====== Data extract ======

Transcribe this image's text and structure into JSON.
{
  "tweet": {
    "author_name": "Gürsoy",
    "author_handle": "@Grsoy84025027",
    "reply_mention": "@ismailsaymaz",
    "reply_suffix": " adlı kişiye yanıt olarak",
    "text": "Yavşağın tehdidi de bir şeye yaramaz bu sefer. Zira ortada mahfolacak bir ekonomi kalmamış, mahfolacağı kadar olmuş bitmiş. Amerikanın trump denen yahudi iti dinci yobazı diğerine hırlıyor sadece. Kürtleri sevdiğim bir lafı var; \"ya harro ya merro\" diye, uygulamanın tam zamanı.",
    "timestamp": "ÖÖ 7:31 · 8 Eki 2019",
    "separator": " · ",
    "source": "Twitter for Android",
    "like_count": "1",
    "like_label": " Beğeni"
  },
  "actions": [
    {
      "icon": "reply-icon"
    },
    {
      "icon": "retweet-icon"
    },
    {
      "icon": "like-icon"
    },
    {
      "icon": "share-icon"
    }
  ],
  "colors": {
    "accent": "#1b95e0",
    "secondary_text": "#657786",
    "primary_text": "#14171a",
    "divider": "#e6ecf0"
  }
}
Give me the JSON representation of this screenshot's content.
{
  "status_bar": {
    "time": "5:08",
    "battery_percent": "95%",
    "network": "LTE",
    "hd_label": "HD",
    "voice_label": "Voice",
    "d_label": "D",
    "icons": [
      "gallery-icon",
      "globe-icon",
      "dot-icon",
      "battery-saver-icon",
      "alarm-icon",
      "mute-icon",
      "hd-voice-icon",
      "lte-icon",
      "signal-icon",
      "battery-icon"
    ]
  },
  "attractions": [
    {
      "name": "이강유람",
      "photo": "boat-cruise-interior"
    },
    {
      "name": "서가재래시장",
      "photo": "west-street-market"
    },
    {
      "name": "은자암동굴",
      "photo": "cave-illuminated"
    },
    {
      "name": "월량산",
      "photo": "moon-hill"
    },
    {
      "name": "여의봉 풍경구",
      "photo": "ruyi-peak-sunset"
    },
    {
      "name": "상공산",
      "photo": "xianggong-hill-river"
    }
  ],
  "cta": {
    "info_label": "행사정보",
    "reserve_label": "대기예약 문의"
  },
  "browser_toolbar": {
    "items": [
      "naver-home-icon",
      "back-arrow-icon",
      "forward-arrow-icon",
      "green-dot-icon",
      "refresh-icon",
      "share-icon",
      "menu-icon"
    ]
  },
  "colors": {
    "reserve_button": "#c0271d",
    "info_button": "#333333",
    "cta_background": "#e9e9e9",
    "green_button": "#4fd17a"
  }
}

======

- Required task: Check every line of the records above for the string "JSON" and say how many contain it, giving the number alone.

- Exercise response: 2